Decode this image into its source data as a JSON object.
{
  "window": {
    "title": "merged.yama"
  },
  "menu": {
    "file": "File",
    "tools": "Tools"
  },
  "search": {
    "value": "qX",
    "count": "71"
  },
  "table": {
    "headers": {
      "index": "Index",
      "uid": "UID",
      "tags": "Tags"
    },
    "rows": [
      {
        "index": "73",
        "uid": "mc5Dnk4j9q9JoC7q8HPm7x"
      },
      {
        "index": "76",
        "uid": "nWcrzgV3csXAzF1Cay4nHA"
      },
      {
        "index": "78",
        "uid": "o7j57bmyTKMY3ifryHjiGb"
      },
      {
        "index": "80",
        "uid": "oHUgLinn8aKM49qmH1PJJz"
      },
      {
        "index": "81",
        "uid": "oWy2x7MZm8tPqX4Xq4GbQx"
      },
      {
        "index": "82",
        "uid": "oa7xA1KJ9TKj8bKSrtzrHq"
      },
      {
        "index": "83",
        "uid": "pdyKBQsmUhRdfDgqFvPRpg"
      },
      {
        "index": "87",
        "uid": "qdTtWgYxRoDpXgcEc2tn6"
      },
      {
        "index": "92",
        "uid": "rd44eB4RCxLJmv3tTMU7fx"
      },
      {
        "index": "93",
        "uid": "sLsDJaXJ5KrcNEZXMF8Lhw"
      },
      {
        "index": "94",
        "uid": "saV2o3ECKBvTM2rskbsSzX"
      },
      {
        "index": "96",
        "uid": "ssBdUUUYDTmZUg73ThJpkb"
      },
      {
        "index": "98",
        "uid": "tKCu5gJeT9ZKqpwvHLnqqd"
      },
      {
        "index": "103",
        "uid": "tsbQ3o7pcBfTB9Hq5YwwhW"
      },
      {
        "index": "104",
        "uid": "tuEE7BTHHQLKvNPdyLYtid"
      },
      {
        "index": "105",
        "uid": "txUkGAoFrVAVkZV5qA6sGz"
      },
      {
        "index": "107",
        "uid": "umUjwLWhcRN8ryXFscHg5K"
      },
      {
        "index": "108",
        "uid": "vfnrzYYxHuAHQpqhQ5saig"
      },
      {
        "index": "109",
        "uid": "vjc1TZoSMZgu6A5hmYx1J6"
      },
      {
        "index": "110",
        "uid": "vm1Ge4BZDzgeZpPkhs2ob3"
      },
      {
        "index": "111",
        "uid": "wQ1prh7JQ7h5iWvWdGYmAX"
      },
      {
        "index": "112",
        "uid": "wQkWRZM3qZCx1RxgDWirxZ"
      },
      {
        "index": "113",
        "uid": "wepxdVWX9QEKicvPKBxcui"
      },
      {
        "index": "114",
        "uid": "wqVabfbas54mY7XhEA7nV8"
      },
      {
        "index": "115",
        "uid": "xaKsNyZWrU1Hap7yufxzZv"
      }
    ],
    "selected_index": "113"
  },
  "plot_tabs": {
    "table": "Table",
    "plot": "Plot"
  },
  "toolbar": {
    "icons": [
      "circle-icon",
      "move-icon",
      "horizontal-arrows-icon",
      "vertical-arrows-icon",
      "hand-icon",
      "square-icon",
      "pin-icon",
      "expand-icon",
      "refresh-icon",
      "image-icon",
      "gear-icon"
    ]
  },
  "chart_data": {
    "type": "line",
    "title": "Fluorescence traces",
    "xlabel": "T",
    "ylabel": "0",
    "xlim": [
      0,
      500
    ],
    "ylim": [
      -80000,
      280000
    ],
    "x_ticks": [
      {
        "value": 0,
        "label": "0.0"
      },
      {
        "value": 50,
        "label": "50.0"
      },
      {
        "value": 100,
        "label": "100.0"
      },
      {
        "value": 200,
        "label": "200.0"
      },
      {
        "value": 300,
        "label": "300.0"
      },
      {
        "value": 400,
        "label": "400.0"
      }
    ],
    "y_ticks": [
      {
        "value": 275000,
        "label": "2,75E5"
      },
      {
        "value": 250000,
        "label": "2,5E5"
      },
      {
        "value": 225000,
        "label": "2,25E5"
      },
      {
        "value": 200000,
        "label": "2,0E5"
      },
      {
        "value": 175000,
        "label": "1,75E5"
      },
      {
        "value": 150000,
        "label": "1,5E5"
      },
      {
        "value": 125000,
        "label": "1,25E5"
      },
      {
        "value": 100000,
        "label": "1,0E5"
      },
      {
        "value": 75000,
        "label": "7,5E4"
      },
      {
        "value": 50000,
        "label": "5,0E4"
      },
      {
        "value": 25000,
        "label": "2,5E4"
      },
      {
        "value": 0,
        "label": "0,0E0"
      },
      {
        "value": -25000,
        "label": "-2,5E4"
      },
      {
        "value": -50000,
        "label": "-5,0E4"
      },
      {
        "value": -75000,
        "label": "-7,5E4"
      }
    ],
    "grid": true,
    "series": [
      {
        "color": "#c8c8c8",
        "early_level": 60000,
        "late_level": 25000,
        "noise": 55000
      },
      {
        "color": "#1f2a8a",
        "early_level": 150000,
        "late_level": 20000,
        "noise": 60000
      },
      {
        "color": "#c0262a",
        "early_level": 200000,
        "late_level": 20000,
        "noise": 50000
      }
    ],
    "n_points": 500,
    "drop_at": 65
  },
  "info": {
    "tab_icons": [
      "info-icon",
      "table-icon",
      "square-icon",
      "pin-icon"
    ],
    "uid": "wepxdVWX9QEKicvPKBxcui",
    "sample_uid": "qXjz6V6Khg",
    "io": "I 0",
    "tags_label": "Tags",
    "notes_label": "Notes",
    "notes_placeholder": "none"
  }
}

+---+

# Brief
Extract, from the material above, each line holding the word "title".

# Task answer
    "title": "merged.yama"
    "title": "Fluorescence traces",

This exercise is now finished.